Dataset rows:
::::::::

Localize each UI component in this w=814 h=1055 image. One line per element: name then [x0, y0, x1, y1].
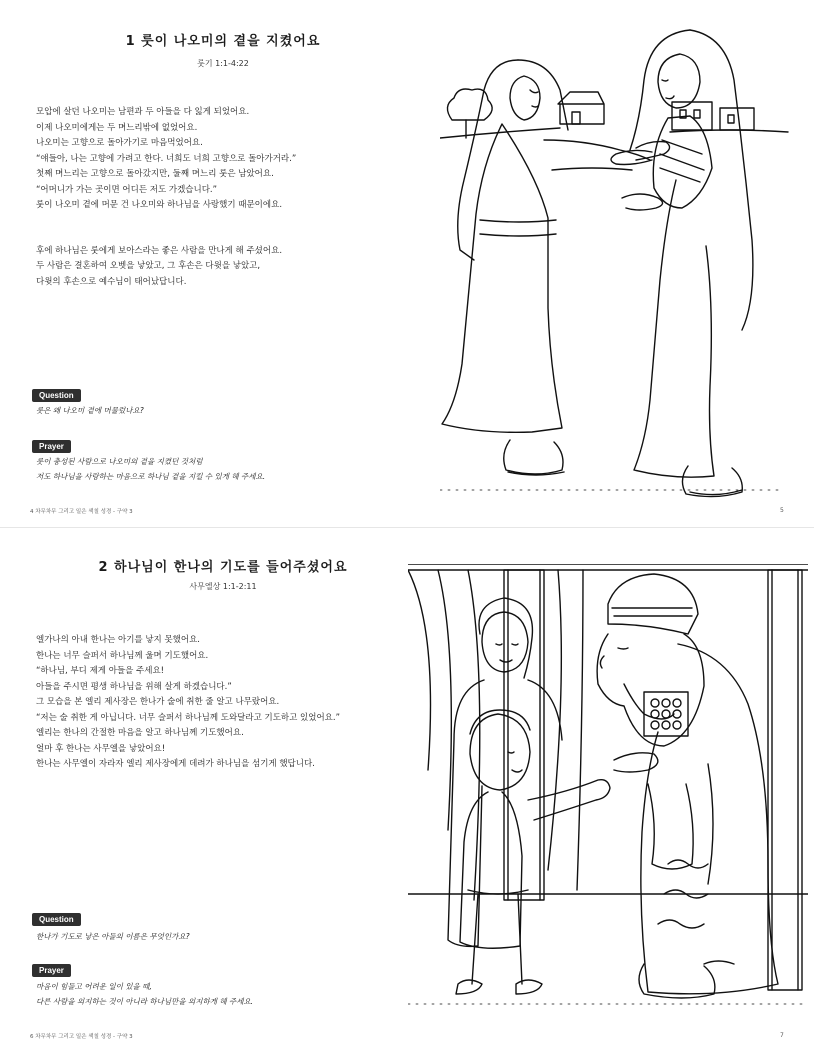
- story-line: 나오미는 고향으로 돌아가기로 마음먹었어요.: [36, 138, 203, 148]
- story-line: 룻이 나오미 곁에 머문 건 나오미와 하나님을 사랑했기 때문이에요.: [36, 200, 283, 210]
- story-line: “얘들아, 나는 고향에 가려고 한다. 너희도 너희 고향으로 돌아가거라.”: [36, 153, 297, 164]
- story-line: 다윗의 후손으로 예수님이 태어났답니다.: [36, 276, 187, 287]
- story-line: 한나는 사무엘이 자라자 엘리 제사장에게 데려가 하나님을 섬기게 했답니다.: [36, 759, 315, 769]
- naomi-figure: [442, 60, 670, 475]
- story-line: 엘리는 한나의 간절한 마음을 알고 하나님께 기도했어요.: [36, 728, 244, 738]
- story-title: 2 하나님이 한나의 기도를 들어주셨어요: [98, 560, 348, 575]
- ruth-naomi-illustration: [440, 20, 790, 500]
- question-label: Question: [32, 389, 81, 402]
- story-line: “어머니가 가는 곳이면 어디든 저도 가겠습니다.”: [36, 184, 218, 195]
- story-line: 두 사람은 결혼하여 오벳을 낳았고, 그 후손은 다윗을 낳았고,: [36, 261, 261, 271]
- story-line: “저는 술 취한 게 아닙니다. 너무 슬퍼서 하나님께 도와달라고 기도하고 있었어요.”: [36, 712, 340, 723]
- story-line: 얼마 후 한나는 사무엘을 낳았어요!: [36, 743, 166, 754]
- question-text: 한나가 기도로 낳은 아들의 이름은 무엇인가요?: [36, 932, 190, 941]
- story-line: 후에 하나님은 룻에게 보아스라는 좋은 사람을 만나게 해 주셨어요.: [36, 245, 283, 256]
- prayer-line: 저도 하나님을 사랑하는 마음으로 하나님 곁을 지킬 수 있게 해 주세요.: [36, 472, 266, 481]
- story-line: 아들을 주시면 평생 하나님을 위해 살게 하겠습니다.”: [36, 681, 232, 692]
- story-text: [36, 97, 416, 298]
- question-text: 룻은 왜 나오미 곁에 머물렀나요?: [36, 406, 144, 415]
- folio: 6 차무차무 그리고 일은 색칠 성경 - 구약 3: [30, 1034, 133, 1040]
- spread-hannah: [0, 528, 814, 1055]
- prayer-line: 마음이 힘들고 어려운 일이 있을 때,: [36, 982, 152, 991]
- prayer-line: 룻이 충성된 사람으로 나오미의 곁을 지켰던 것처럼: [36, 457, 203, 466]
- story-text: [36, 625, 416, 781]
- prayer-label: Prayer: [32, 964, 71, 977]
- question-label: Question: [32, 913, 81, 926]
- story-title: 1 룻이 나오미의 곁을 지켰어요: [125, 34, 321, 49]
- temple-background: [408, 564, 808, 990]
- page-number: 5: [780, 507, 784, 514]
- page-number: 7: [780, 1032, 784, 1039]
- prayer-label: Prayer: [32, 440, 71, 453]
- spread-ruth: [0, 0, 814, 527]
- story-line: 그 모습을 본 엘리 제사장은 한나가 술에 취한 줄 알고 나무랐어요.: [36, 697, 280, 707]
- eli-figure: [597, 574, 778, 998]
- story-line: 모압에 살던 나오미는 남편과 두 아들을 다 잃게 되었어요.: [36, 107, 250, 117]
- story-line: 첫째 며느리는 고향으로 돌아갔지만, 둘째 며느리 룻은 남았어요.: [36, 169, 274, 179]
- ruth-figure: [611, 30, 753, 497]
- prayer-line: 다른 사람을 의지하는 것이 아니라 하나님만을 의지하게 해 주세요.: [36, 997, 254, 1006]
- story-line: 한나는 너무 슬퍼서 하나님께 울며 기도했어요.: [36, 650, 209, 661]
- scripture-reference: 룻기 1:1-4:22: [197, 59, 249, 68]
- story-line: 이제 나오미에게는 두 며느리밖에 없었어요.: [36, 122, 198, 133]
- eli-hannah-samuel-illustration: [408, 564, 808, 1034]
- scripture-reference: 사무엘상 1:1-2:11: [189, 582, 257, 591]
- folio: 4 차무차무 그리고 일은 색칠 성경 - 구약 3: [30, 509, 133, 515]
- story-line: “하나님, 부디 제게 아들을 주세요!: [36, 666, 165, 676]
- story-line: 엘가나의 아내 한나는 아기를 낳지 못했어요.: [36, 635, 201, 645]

::::::::

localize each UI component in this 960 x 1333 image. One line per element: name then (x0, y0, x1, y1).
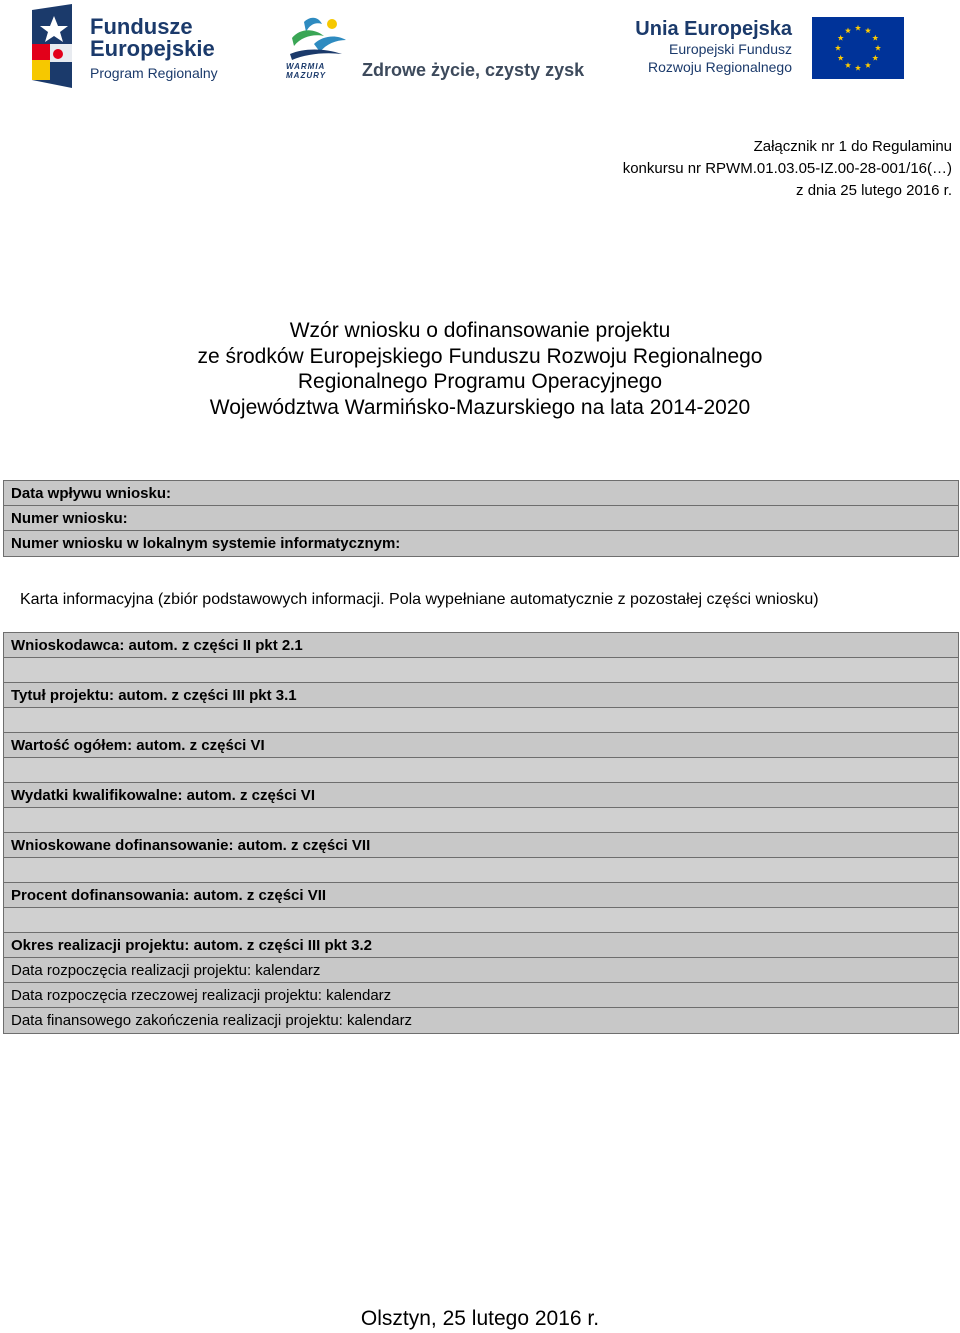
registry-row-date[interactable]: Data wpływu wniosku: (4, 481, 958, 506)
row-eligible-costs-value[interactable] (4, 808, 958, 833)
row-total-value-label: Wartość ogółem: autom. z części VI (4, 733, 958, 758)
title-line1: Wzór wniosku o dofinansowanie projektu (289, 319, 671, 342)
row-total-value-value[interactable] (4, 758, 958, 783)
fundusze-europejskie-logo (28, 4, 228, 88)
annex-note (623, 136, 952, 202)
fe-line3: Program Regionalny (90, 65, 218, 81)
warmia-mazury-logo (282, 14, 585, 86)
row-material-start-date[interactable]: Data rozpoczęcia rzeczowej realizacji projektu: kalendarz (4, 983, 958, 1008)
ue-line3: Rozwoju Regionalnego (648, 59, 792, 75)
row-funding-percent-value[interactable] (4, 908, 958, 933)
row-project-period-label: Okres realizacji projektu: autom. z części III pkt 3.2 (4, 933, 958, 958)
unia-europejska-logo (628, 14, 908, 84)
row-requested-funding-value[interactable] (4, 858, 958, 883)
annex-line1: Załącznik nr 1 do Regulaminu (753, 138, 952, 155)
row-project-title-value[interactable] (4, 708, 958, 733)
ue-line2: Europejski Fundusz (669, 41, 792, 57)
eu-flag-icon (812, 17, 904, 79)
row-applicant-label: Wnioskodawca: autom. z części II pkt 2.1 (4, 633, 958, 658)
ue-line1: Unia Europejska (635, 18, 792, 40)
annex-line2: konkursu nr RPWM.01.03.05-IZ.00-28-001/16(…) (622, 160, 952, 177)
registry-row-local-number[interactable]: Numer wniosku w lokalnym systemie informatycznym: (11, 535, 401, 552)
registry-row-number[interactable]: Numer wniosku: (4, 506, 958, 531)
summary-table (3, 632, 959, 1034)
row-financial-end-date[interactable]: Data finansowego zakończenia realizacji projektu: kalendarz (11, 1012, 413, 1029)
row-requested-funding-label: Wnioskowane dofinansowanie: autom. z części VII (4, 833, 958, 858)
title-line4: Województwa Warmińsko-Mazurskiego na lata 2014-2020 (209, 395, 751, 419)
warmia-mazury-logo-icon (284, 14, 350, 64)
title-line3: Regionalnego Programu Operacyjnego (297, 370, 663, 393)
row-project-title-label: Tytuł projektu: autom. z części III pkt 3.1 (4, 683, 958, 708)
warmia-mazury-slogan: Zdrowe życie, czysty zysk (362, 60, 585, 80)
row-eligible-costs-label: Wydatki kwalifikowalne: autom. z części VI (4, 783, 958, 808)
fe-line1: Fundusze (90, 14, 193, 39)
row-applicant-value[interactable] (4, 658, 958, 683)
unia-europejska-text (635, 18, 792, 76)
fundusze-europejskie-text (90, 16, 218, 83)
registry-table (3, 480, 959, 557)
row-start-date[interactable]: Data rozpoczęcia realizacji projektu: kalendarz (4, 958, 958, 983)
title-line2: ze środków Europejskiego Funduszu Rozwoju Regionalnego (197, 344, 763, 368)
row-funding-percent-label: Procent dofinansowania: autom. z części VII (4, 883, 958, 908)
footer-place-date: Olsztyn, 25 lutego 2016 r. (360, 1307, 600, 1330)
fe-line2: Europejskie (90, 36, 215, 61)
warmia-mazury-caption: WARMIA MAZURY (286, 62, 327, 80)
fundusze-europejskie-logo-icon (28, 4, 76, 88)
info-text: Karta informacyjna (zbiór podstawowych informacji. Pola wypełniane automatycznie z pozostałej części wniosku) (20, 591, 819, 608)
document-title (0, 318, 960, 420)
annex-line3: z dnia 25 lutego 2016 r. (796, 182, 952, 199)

::::::::

== Given problem ==
Copy the lines in the records verbatim, starting with the line that contains "registry-row-date[interactable]: Data wpływu" and going on through the line that contains "row-material-start-date[interactable]: Data rozpoczęcia".

== The reply ==
registry-row-date[interactable]: Data wpływu wniosku: (4, 481, 958, 506)
row-eligible-costs-value[interactable] (4, 808, 958, 833)
row-total-value-label: Wartość ogółem: autom. z części VI (4, 733, 958, 758)
title-line1: Wzór wniosku o dofinansowanie projektu (289, 319, 671, 342)
row-total-value-value[interactable] (4, 758, 958, 783)
fundusze-europejskie-logo (28, 4, 228, 88)
annex-note (623, 136, 952, 202)
fe-line3: Program Regionalny (90, 65, 218, 81)
warmia-mazury-logo (282, 14, 585, 86)
row-material-start-date[interactable]: Data rozpoczęcia rzeczowej realizacji projektu: kalendarz (4, 983, 958, 1008)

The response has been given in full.